━━━ Material shown ━━━

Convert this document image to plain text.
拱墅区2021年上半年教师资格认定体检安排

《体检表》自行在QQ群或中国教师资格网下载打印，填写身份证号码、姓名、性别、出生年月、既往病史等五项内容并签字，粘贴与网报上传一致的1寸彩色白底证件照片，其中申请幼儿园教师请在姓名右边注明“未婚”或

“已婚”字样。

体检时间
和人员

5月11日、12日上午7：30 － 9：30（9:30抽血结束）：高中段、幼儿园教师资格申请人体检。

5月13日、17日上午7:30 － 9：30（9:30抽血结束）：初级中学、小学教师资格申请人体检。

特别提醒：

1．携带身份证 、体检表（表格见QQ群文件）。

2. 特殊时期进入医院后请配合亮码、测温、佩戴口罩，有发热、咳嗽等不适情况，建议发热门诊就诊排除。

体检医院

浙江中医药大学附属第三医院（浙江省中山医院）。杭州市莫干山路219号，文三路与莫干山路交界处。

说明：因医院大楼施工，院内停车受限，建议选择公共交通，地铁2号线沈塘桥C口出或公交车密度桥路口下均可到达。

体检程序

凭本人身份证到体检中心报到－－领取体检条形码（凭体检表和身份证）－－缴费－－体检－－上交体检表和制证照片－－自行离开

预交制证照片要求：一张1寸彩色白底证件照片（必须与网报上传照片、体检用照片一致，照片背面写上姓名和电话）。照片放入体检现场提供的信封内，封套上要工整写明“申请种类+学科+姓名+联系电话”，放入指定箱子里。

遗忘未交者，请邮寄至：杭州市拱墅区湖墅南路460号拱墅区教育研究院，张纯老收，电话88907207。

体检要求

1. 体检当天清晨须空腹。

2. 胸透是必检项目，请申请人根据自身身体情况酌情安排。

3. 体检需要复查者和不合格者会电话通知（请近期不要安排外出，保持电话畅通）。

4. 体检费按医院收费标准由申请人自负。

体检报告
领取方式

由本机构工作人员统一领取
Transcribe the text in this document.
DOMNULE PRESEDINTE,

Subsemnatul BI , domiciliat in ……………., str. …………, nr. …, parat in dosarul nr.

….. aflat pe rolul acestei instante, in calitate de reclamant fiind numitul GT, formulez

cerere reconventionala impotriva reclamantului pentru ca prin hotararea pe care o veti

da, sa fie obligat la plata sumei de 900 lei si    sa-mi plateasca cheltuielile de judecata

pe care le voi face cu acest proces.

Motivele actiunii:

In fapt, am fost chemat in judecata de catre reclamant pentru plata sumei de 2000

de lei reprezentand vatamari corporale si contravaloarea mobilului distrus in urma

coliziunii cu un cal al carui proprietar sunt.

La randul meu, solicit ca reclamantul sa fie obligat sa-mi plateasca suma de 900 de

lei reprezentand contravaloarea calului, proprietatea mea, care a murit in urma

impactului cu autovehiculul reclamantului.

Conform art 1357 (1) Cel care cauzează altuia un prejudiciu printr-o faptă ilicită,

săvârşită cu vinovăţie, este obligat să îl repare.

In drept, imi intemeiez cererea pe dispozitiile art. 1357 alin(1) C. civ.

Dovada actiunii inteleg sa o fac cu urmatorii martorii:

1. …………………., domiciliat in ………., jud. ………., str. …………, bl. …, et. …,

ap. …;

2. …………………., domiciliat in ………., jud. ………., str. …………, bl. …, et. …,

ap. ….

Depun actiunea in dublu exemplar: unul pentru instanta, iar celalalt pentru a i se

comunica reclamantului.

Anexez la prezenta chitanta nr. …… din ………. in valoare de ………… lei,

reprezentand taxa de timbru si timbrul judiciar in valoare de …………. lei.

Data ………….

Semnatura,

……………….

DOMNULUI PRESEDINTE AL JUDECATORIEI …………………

━━━

▸ Exercise directions
Choose all lines containing the string "PRESEDINTE" and copy them out.

▸ Final result
DOMNULE PRESEDINTE,
DOMNULUI PRESEDINTE AL JUDECATORIEI …………………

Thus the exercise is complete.